### What is being asked
Copy out each line of the data that holds the word "temperature".

### Supplied information
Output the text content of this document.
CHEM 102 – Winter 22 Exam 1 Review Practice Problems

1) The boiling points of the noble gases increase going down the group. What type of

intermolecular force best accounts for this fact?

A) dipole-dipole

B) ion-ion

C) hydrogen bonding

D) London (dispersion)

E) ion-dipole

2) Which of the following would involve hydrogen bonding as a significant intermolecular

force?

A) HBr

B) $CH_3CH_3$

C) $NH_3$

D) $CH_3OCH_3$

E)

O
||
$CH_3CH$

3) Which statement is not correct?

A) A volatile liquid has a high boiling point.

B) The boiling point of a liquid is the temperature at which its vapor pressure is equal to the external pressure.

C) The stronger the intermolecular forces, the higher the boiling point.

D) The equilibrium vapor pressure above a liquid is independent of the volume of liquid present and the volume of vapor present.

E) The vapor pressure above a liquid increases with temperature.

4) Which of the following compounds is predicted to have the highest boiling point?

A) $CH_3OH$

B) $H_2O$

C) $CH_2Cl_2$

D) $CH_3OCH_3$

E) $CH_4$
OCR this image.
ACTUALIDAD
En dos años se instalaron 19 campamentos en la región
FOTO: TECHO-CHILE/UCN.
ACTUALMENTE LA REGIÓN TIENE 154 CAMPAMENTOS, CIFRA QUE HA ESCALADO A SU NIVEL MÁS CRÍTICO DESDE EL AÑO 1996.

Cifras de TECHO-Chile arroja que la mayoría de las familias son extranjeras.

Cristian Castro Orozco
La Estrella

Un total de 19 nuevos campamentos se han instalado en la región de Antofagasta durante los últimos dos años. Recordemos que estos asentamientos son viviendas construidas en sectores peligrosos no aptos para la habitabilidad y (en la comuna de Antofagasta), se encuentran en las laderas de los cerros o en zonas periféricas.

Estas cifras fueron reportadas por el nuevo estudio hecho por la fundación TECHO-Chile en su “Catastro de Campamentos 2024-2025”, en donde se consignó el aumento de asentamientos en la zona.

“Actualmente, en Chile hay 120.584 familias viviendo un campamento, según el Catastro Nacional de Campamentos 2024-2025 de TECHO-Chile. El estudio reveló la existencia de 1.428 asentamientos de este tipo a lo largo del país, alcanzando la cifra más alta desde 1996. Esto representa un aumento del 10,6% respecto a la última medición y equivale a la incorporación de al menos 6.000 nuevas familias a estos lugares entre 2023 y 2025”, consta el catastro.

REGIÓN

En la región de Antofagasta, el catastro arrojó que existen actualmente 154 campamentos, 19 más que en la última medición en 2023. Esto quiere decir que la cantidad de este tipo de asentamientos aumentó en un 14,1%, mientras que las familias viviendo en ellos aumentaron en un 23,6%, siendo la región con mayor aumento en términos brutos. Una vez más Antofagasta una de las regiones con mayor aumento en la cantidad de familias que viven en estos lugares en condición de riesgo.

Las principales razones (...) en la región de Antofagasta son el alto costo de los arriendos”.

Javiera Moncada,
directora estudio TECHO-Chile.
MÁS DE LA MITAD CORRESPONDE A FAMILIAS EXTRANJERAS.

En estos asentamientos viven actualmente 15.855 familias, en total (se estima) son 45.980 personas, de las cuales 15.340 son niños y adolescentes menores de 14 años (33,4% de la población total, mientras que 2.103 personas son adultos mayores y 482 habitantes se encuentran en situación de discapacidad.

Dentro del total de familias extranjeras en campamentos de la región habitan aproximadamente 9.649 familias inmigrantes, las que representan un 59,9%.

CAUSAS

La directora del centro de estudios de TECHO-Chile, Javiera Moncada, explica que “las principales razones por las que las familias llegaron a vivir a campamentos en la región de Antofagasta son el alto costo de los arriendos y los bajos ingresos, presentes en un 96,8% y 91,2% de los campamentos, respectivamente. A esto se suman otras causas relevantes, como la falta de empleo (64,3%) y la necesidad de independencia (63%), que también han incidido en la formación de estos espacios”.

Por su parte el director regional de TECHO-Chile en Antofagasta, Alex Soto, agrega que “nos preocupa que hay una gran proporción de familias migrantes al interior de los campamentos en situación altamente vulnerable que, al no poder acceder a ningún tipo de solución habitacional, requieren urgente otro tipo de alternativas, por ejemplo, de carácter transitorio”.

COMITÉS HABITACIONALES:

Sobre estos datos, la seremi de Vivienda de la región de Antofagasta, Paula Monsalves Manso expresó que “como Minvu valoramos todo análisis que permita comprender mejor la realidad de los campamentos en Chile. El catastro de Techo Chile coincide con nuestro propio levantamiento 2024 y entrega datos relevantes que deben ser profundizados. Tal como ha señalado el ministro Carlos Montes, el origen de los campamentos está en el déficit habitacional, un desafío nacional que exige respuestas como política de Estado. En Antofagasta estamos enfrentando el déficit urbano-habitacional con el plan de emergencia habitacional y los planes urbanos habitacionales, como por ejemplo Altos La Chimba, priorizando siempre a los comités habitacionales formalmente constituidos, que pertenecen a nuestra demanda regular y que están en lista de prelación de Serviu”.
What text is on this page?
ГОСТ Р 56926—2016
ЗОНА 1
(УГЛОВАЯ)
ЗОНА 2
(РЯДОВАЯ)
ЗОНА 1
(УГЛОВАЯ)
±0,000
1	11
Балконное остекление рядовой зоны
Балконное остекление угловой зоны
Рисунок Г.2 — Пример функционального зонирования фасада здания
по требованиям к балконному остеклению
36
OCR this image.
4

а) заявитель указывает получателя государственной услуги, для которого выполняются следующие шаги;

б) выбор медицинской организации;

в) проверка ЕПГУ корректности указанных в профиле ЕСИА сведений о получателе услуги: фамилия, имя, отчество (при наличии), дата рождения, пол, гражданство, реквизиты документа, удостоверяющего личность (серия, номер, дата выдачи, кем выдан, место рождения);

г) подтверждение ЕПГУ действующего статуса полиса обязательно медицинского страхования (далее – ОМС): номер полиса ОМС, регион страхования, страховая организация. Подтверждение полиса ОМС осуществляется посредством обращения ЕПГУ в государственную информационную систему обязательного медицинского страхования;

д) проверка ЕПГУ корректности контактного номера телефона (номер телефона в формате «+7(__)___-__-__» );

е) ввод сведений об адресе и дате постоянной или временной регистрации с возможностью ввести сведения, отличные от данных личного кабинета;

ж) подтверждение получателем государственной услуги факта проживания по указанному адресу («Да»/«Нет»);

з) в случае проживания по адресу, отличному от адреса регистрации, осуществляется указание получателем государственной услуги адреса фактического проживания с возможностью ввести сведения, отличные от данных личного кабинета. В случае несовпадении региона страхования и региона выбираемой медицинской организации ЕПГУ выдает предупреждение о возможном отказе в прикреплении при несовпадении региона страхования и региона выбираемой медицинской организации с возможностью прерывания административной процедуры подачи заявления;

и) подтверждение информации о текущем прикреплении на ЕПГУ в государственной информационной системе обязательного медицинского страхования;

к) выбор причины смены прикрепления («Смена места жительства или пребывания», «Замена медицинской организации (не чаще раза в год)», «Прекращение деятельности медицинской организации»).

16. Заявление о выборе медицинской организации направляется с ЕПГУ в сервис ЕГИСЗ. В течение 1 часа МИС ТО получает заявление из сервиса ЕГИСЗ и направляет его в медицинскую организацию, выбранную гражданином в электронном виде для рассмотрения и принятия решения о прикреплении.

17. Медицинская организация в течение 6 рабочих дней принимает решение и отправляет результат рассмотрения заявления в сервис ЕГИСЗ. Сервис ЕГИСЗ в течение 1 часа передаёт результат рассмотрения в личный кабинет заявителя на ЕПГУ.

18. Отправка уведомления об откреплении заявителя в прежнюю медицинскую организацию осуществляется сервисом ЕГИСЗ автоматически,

### The answer
B) The boiling point of a liquid is the temperature at which its vapor pressure is equal to the external pressure.
E) The vapor pressure above a liquid increases with temperature.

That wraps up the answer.